(Element boundary lines)

>>>

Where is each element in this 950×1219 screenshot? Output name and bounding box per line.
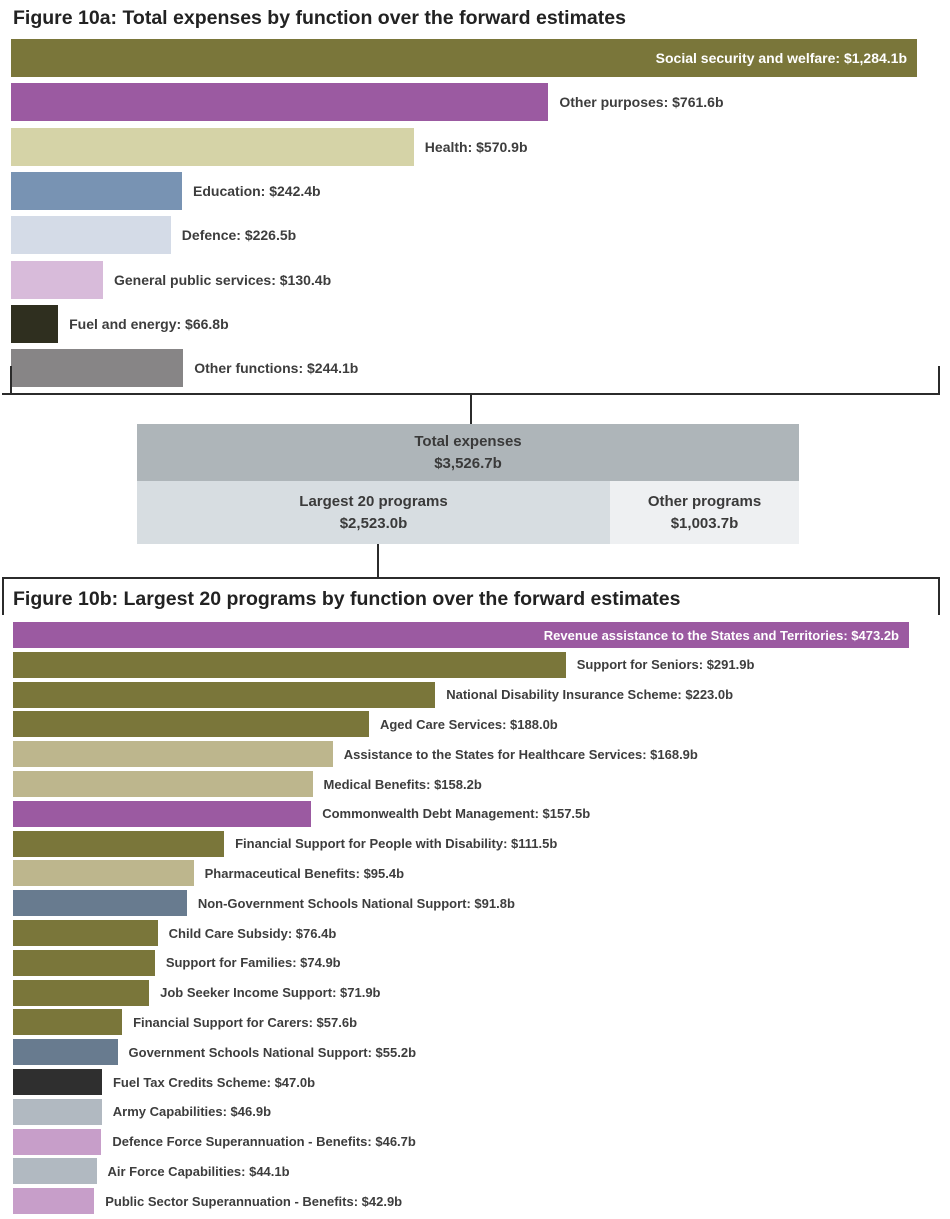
bar-other-functions [11, 349, 184, 388]
bar-child-care-subsidy [13, 920, 158, 946]
total-expenses-label: Total expenses [414, 432, 522, 450]
data-label: Assistance to the States for Healthcare … [343, 746, 698, 762]
bracket-b-right [938, 577, 940, 615]
data-label: Education: $242.4b [193, 182, 321, 199]
bar-fuel-and-energy [11, 304, 59, 343]
bar-general-public-services [11, 260, 103, 299]
data-label: Aged Care Services: $188.0b [379, 716, 558, 732]
bracket-a-right [938, 366, 940, 395]
bracket-a-bottom [2, 393, 940, 395]
bar-army-capabilities [13, 1098, 102, 1125]
data-label: Social security and welfare: $1,284.1b [655, 50, 907, 66]
connector-a-stem [470, 395, 472, 424]
bracket-b-left [2, 577, 4, 615]
data-label: Pharmaceutical Benefits: $95.4b [204, 865, 405, 881]
data-label: Financial Support for People with Disabi… [235, 836, 558, 852]
data-label: Public Sector Superannuation - Benefits:… [105, 1193, 403, 1209]
data-label: Job Seeker Income Support: $71.9b [160, 985, 381, 1001]
data-label: Other purposes: $761.6b [559, 94, 724, 111]
largest-programs-label: Largest 20 programs [299, 492, 448, 510]
data-label: Other functions: $244.1b [194, 360, 359, 377]
other-programs-label: Other programs [647, 492, 762, 510]
data-label: Health: $570.9b [424, 138, 528, 155]
bar-other-purposes [11, 83, 549, 122]
data-label: Child Care Subsidy: $76.4b [168, 925, 337, 941]
data-label: Support for Families: $74.9b [165, 955, 341, 971]
data-label: National Disability Insurance Scheme: $2… [446, 687, 734, 703]
expense-summary-table: Total expenses $3,526.7b Largest 20 prog… [137, 424, 799, 544]
bar-government-schools-national-support [13, 1039, 118, 1066]
bar-national-disability-insurance-scheme [13, 681, 436, 708]
data-label: General public services: $130.4b [114, 271, 332, 288]
bar-fuel-tax-credits-scheme [13, 1069, 102, 1095]
bar-defence-force-superannuation-benefits [13, 1128, 102, 1155]
largest-programs-value: $2,523.0b [339, 514, 408, 532]
bar-aged-care-services [13, 711, 369, 738]
total-expenses-cell: Total expenses $3,526.7b [137, 424, 799, 481]
bar-social-security-and-welfare [11, 39, 917, 77]
bracket-a-left [10, 366, 12, 395]
bar-pharmaceutical-benefits [13, 860, 194, 887]
bar-assistance-to-the-states-for-healthcare-services [13, 741, 333, 768]
data-label: Non-Government Schools National Support:… [197, 895, 515, 911]
bar-air-force-capabilities [13, 1158, 97, 1185]
bar-education [11, 171, 183, 210]
figure-10a-title: Figure 10a: Total expenses by function o… [13, 7, 626, 29]
largest-programs-cell: Largest 20 programs $2,523.0b [137, 481, 610, 544]
data-label: Fuel and energy: $66.8b [69, 315, 229, 332]
data-label: Financial Support for Carers: $57.6b [133, 1014, 358, 1030]
data-label: Air Force Capabilities: $44.1b [107, 1163, 290, 1179]
bar-job-seeker-income-support [13, 979, 150, 1006]
data-label: Fuel Tax Credits Scheme: $47.0b [112, 1074, 316, 1090]
bar-support-for-families [13, 949, 155, 976]
bracket-b-top [2, 577, 940, 579]
data-label: Government Schools National Support: $55… [128, 1044, 417, 1060]
data-label: Support for Seniors: $291.9b [576, 657, 755, 673]
data-label: Commonwealth Debt Management: $157.5b [322, 806, 591, 822]
bar-financial-support-for-people-with-disability [13, 830, 225, 857]
bar-support-for-seniors [13, 651, 566, 678]
bar-public-sector-superannuation-benefits [13, 1188, 95, 1215]
connector-b-stem [377, 544, 379, 578]
other-programs-cell: Other programs $1,003.7b [610, 481, 799, 544]
bar-non-government-schools-national-support [13, 890, 187, 917]
bar-defence [11, 216, 171, 255]
data-label: Army Capabilities: $46.9b [112, 1104, 272, 1120]
bar-health [11, 127, 414, 166]
total-expenses-value: $3,526.7b [434, 454, 502, 472]
figure-10b-title: Figure 10b: Largest 20 programs by funct… [13, 588, 681, 610]
bar-revenue-assistance-to-the-states-and-territories [13, 622, 909, 648]
other-programs-value: $1,003.7b [670, 514, 739, 532]
data-label: Defence Force Superannuation - Benefits:… [112, 1134, 416, 1150]
bar-commonwealth-debt-management [13, 800, 312, 827]
bar-medical-benefits [13, 771, 313, 797]
data-label: Defence: $226.5b [181, 227, 297, 244]
data-label: Medical Benefits: $158.2b [323, 776, 482, 792]
data-label: Revenue assistance to the States and Ter… [543, 627, 899, 643]
bar-financial-support-for-carers [13, 1009, 123, 1036]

<<<

> GIVEN REQUEST: Which lines above contain the string "bracket", with case counting? Return each of them.

> RESPONSE BELOW:
bracket-b-right [938, 577, 940, 615]
bracket-a-right [938, 366, 940, 395]
bracket-a-bottom [2, 393, 940, 395]
bracket-b-left [2, 577, 4, 615]
bracket-a-left [10, 366, 12, 395]
bracket-b-top [2, 577, 940, 579]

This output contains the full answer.